** Start **
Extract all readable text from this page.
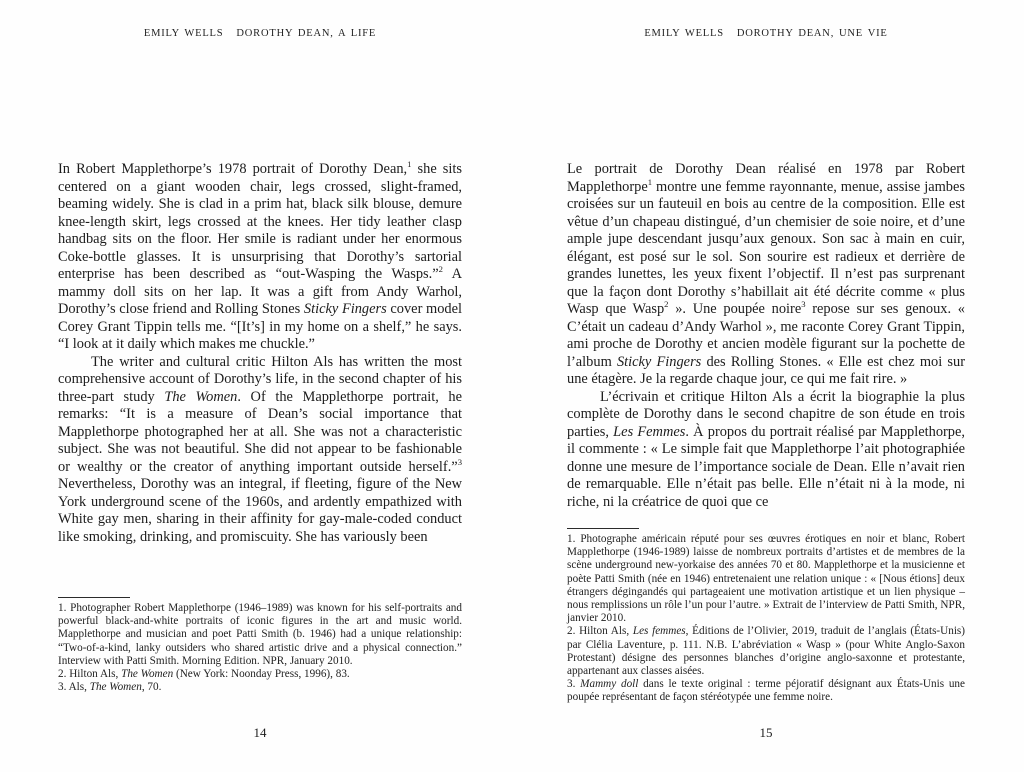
EMILY WELLS DOROTHY DEAN, A LIFE

In Robert Mapplethorpe’s 1978 portrait of Dorothy Dean,$^1$ she sits centered on a giant wooden chair, legs crossed, slight-framed, beaming widely. She is clad in a prim hat, black silk blouse, demure knee-length skirt, legs crossed at the knees. Her tidy leather clasp handbag sits on the floor. Her smile is radiant under her enormous Coke-bottle glasses. It is unsurprising that Dorothy’s sartorial enterprise has been described as “out-Wasping the Wasps.”$^2$ A mammy doll sits on her lap. It was a gift from Andy Warhol, Dorothy’s close friend and Rolling Stones Sticky Fingers cover model Corey Grant Tippin tells me. “[It’s] in my home on a shelf,” he says. “I look at it daily which makes me chuckle.”

The writer and cultural critic Hilton Als has written the most comprehensive account of Dorothy’s life, in the second chapter of his three-part study The Women. Of the Mapplethorpe portrait, he remarks: “It is a measure of Dean’s social importance that Mapplethorpe photographed her at all. She was not a characteristic subject. She was not beautiful. She did not appear to be fashionable or wealthy or the creator of anything important outside herself.”$^3$ Nevertheless, Dorothy was an integral, if fleeting, figure of the New York underground scene of the 1960s, and ardently empathized with White gay men, sharing in their affinity for gay-male-coded conduct like smoking, drinking, and promiscuity. She has variously been

1. Photographer Robert Mapplethorpe (1946–1989) was known for his self-portraits and powerful black-and-white portraits of iconic figures in the art and music world. Mapplethorpe and musician and poet Patti Smith (b. 1946) had a unique relationship: “Two-of-a-kind, lanky outsiders who shared artistic drive and a physical connection.” Interview with Patti Smith. Morning Edition. NPR, January 2010.

2. Hilton Als, The Women (New York: Noonday Press, 1996), 83.

3. Als, The Women, 70.

14
EMILY WELLS DOROTHY DEAN, UNE VIE

Le portrait de Dorothy Dean réalisé en 1978 par Robert Mapplethorpe$^1$ montre une femme rayonnante, menue, assise jambes croisées sur un fauteuil en bois au centre de la composition. Elle est vêtue d’un chapeau distingué, d’un chemisier de soie noire, et d’une ample jupe descendant jusqu’aux genoux. Son sac à main en cuir, élégant, est posé sur le sol. Son sourire est radieux et derrière de grandes lunettes, les yeux fixent l’objectif. Il n’est pas surprenant que la façon dont Dorothy s’habillait ait été décrite comme « plus Wasp que Wasp$^2$ ». Une poupée noire$^3$ repose sur ses genoux. « C’était un cadeau d’Andy Warhol », me raconte Corey Grant Tippin, ami proche de Dorothy et ancien modèle figurant sur la pochette de l’album Sticky Fingers des Rolling Stones. « Elle est chez moi sur une étagère. Je la regarde chaque jour, ce qui me fait rire. »

L’écrivain et critique Hilton Als a écrit la biographie la plus complète de Dorothy dans le second chapitre de son étude en trois parties, Les Femmes. À propos du portrait réalisé par Mapplethorpe, il commente : « Le simple fait que Mapplethorpe l’ait photographiée donne une mesure de l’importance sociale de Dean. Elle n’avait rien de remarquable. Elle n’était pas belle. Elle n’était ni à la mode, ni riche, ni la créatrice de quoi que ce

1. Photographe américain réputé pour ses œuvres érotiques en noir et blanc, Robert Mapplethorpe (1946-1989) laisse de nombreux portraits d’artistes et de membres de la scène underground new-yorkaise des années 70 et 80. Mapplethorpe et la musicienne et poète Patti Smith (née en 1946) entretenaient une relation unique : « [Nous étions] deux étrangers dégingandés qui partageaient une motivation artistique et un lien physique – nous remplissions un rôle l’un pour l’autre. » Extrait de l’interview de Patti Smith, NPR, janvier 2010.

2. Hilton Als, Les femmes, Éditions de l’Olivier, 2019, traduit de l’anglais (États-Unis) par Clélia Laventure, p. 111. N.B. L’abréviation « Wasp » (pour White Anglo-Saxon Protestant) désigne des personnes blanches d’origine anglo-saxonne et protestante, appartenant aux classes aisées.

3. Mammy doll dans le texte original : terme péjoratif désignant aux États-Unis une poupée représentant de façon stéréotypée une femme noire.

15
** End **
#### Directions
Transcribe all of the records above character for character. Exclude the pictures.

#### Answer to this exercise
Extract all readable text from this page.
EMILY WELLS DOROTHY DEAN, A LIFE

In Robert Mapplethorpe’s 1978 portrait of Dorothy Dean,$^1$ she sits centered on a giant wooden chair, legs crossed, slight-framed, beaming widely. She is clad in a prim hat, black silk blouse, demure knee-length skirt, legs crossed at the knees. Her tidy leather clasp handbag sits on the floor. Her smile is radiant under her enormous Coke-bottle glasses. It is unsurprising that Dorothy’s sartorial enterprise has been described as “out-Wasping the Wasps.”$^2$ A mammy doll sits on her lap. It was a gift from Andy Warhol, Dorothy’s close friend and Rolling Stones Sticky Fingers cover model Corey Grant Tippin tells me. “[It’s] in my home on a shelf,” he says. “I look at it daily which makes me chuckle.”

The writer and cultural critic Hilton Als has written the most comprehensive account of Dorothy’s life, in the second chapter of his three-part study The Women. Of the Mapplethorpe portrait, he remarks: “It is a measure of Dean’s social importance that Mapplethorpe photographed her at all. She was not a characteristic subject. She was not beautiful. She did not appear to be fashionable or wealthy or the creator of anything important outside herself.”$^3$ Nevertheless, Dorothy was an integral, if fleeting, figure of the New York underground scene of the 1960s, and ardently empathized with White gay men, sharing in their affinity for gay-male-coded conduct like smoking, drinking, and promiscuity. She has variously been

1. Photographer Robert Mapplethorpe (1946–1989) was known for his self-portraits and powerful black-and-white portraits of iconic figures in the art and music world. Mapplethorpe and musician and poet Patti Smith (b. 1946) had a unique relationship: “Two-of-a-kind, lanky outsiders who shared artistic drive and a physical connection.” Interview with Patti Smith. Morning Edition. NPR, January 2010.

2. Hilton Als, The Women (New York: Noonday Press, 1996), 83.

3. Als, The Women, 70.

14
EMILY WELLS DOROTHY DEAN, UNE VIE

Le portrait de Dorothy Dean réalisé en 1978 par Robert Mapplethorpe$^1$ montre une femme rayonnante, menue, assise jambes croisées sur un fauteuil en bois au centre de la composition. Elle est vêtue d’un chapeau distingué, d’un chemisier de soie noire, et d’une ample jupe descendant jusqu’aux genoux. Son sac à main en cuir, élégant, est posé sur le sol. Son sourire est radieux et derrière de grandes lunettes, les yeux fixent l’objectif. Il n’est pas surprenant que la façon dont Dorothy s’habillait ait été décrite comme « plus Wasp que Wasp$^2$ ». Une poupée noire$^3$ repose sur ses genoux. « C’était un cadeau d’Andy Warhol », me raconte Corey Grant Tippin, ami proche de Dorothy et ancien modèle figurant sur la pochette de l’album Sticky Fingers des Rolling Stones. « Elle est chez moi sur une étagère. Je la regarde chaque jour, ce qui me fait rire. »

L’écrivain et critique Hilton Als a écrit la biographie la plus complète de Dorothy dans le second chapitre de son étude en trois parties, Les Femmes. À propos du portrait réalisé par Mapplethorpe, il commente : « Le simple fait que Mapplethorpe l’ait photographiée donne une mesure de l’importance sociale de Dean. Elle n’avait rien de remarquable. Elle n’était pas belle. Elle n’était ni à la mode, ni riche, ni la créatrice de quoi que ce

1. Photographe américain réputé pour ses œuvres érotiques en noir et blanc, Robert Mapplethorpe (1946-1989) laisse de nombreux portraits d’artistes et de membres de la scène underground new-yorkaise des années 70 et 80. Mapplethorpe et la musicienne et poète Patti Smith (née en 1946) entretenaient une relation unique : « [Nous étions] deux étrangers dégingandés qui partageaient une motivation artistique et un lien physique – nous remplissions un rôle l’un pour l’autre. » Extrait de l’interview de Patti Smith, NPR, janvier 2010.

2. Hilton Als, Les femmes, Éditions de l’Olivier, 2019, traduit de l’anglais (États-Unis) par Clélia Laventure, p. 111. N.B. L’abréviation « Wasp » (pour White Anglo-Saxon Protestant) désigne des personnes blanches d’origine anglo-saxonne et protestante, appartenant aux classes aisées.

3. Mammy doll dans le texte original : terme péjoratif désignant aux États-Unis une poupée représentant de façon stéréotypée une femme noire.

15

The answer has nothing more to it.